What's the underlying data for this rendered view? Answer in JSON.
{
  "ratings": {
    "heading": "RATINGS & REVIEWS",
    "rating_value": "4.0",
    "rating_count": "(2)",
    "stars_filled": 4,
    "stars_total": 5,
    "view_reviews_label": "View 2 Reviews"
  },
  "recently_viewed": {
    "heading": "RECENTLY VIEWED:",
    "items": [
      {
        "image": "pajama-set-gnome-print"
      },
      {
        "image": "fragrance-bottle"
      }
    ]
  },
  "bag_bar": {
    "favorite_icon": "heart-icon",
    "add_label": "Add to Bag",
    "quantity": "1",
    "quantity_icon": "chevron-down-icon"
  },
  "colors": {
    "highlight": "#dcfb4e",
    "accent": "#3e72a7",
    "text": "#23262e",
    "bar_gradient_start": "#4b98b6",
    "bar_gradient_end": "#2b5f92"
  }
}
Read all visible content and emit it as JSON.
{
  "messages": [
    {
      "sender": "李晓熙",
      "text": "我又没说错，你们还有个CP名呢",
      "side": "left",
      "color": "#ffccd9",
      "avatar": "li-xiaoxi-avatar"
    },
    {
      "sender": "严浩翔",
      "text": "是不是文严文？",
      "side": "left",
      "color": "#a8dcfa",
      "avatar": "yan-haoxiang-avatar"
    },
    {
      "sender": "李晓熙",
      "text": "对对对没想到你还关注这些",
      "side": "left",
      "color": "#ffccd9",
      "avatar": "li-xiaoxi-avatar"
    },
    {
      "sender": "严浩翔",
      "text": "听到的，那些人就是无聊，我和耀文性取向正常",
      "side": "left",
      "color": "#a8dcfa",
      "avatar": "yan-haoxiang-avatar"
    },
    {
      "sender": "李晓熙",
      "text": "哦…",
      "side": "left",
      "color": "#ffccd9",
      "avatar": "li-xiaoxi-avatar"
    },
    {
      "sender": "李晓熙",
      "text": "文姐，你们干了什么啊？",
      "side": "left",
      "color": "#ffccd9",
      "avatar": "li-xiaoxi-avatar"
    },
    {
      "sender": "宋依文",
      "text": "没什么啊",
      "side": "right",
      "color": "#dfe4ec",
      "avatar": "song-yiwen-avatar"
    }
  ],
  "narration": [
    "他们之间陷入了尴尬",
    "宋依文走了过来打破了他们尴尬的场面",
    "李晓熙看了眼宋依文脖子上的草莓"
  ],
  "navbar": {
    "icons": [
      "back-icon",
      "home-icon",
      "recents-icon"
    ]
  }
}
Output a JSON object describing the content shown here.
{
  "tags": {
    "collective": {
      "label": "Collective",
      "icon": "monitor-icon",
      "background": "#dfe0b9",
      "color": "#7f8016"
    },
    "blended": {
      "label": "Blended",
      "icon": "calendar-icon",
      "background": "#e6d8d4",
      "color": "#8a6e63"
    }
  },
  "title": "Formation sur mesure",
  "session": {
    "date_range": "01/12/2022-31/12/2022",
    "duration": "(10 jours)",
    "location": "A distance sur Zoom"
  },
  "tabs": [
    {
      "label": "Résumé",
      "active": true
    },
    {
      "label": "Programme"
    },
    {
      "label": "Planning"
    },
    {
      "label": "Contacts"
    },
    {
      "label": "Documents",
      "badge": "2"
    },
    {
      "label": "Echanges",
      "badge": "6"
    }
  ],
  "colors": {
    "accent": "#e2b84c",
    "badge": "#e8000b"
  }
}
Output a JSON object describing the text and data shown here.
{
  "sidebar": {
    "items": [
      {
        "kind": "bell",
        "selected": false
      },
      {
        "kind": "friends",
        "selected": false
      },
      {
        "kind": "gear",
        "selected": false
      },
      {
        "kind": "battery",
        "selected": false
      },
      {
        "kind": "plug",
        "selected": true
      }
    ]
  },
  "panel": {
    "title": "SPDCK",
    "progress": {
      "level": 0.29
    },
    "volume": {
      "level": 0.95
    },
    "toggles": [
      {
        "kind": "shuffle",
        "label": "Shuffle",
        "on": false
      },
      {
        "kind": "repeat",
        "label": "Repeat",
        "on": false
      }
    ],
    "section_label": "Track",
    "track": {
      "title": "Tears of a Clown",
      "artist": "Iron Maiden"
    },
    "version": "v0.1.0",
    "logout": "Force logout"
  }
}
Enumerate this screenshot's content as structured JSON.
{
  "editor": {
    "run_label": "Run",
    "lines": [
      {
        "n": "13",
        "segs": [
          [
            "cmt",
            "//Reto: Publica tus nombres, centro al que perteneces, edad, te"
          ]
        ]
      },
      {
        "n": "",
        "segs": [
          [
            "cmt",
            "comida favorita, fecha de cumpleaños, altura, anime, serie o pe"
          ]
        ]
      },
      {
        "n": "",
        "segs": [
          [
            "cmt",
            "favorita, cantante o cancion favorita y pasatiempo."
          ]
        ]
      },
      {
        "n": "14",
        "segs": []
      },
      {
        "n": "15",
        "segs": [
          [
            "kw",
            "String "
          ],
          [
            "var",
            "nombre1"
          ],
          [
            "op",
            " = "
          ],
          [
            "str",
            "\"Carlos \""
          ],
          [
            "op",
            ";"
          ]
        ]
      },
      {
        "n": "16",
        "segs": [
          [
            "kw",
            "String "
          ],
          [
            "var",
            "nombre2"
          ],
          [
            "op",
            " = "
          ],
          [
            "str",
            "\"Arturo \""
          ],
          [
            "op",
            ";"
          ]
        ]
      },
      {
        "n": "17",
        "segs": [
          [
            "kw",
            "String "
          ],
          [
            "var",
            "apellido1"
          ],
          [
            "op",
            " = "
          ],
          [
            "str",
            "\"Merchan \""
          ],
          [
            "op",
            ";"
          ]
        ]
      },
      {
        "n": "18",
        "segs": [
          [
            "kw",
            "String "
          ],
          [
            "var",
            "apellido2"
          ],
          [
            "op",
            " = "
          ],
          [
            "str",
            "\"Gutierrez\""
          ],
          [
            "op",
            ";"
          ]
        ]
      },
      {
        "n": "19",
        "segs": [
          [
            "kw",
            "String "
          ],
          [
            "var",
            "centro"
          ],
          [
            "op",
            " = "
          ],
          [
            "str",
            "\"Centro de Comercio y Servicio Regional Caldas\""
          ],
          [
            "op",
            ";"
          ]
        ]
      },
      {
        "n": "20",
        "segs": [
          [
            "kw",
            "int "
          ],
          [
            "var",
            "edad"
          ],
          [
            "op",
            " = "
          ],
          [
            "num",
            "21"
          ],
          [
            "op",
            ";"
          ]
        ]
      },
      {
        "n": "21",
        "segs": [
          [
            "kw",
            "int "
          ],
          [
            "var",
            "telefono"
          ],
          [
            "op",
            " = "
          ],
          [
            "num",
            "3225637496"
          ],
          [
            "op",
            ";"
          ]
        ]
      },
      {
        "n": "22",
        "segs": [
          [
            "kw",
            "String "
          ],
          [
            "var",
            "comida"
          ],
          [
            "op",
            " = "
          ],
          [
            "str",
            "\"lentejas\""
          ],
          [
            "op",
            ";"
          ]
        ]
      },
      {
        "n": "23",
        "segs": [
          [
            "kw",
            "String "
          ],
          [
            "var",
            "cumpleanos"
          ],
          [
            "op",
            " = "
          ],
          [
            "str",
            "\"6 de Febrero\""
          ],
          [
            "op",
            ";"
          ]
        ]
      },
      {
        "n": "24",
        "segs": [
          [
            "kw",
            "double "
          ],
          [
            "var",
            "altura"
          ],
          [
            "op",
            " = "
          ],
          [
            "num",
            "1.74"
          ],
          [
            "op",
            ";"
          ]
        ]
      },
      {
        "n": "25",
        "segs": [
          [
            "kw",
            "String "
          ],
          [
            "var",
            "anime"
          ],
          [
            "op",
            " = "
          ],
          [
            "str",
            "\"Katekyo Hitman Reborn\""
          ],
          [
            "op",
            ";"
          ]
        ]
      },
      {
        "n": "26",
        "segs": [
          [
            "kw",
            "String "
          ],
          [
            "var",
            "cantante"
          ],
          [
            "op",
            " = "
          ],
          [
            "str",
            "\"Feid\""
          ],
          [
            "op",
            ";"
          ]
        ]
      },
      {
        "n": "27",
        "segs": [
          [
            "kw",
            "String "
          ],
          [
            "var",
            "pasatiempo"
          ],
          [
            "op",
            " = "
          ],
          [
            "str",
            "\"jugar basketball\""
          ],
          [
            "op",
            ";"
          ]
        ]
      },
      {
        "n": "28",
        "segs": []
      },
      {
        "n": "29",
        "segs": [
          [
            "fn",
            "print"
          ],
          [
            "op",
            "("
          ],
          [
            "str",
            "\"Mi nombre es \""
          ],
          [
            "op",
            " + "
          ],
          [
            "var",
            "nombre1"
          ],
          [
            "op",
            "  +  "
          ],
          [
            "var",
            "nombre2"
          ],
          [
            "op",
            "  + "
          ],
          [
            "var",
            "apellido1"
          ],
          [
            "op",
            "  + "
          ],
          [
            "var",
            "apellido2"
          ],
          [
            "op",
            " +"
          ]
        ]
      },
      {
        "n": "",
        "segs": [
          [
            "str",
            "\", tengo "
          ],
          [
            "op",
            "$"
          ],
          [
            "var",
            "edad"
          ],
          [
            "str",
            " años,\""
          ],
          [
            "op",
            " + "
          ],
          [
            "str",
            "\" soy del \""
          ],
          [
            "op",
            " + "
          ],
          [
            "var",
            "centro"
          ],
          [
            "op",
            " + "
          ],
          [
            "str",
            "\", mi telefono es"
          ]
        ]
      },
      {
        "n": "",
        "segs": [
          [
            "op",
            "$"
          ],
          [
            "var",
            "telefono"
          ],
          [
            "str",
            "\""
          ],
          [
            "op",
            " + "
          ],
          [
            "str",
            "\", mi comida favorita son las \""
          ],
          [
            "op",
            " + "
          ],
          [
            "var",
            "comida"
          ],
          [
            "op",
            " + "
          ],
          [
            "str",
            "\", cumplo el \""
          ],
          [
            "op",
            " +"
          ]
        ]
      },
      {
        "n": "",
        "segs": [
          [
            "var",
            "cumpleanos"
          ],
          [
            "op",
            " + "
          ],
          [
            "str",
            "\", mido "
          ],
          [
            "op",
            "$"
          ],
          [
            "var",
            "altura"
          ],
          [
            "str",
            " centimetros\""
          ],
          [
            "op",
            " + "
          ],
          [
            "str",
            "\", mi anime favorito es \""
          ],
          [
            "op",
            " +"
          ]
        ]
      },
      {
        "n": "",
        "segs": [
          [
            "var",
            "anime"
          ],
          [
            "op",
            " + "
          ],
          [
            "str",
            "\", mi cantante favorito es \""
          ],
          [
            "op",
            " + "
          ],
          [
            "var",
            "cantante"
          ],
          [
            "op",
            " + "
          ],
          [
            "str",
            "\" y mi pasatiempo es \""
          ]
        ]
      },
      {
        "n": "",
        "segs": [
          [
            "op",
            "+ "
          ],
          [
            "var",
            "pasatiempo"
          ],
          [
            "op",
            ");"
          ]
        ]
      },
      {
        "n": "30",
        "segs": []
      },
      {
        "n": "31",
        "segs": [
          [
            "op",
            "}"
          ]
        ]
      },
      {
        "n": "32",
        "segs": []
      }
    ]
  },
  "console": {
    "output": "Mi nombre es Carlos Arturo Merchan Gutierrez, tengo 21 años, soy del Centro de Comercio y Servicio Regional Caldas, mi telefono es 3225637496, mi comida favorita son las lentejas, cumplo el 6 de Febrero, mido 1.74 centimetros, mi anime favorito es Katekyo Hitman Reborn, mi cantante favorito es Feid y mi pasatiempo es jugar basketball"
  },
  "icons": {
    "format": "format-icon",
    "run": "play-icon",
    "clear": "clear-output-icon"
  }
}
------------------------------
### DESCRIPTION OF THE TASK
Search the data for "Febrero". Copy every line that has it.

### EXERCISE SOLUTION
            "\"6 de Febrero\""
    "output": "Mi nombre es Carlos Arturo Merchan Gutierrez, tengo 21 años, soy del Centro de Comercio y Servicio Regional Caldas, mi telefono es 3225637496, mi comida favorita son las lentejas, cumplo el 6 de Febrero, mido 1.74 centimetros, mi anime favorito es Katekyo Hitman Reborn, mi cantante favorito es Feid y mi pasatiempo es jugar basketball"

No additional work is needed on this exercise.